Rows.

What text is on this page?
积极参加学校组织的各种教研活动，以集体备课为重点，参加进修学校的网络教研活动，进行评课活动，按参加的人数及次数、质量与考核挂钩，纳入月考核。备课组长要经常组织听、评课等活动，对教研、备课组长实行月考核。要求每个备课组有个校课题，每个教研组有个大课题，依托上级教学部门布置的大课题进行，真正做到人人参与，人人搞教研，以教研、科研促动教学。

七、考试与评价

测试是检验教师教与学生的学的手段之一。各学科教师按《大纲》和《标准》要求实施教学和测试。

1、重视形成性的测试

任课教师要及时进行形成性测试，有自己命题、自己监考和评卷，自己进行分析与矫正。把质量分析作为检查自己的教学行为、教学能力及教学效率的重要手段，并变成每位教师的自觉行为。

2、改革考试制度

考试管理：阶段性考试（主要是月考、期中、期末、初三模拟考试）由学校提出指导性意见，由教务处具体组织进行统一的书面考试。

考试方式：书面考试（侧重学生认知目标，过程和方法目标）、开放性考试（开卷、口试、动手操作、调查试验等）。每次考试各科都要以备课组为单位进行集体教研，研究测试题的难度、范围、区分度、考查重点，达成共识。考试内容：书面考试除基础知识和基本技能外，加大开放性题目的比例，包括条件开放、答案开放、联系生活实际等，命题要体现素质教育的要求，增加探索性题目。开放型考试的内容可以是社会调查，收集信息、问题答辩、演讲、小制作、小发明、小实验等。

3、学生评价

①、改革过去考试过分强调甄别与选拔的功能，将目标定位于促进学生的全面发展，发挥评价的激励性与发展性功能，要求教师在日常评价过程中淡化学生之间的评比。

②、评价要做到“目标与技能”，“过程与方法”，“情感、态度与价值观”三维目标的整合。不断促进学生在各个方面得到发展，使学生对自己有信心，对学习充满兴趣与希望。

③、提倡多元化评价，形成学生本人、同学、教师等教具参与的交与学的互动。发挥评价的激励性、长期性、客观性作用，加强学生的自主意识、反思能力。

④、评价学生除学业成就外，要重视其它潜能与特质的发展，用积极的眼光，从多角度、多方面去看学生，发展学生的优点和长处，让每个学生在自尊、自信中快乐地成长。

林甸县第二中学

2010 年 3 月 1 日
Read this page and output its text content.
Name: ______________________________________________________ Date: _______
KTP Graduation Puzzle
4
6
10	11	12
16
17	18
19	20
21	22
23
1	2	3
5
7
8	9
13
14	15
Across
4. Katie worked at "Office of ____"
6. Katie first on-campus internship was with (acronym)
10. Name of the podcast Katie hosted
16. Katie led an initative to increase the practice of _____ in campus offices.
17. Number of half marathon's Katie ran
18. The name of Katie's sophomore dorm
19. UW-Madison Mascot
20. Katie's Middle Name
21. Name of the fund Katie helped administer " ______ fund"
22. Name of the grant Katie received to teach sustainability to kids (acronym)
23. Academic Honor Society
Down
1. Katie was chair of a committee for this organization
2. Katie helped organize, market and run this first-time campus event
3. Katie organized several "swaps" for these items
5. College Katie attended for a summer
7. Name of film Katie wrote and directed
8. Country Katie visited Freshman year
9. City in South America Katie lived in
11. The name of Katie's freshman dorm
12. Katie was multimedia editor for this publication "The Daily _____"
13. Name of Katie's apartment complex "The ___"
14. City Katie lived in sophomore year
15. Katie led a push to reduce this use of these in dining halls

Task objective. Extract each line from the entries above that contains the string "first".

Exercise solution.
6. Katie first on-campus internship was with (acronym)
2. Katie helped organize, market and run this first-time campus event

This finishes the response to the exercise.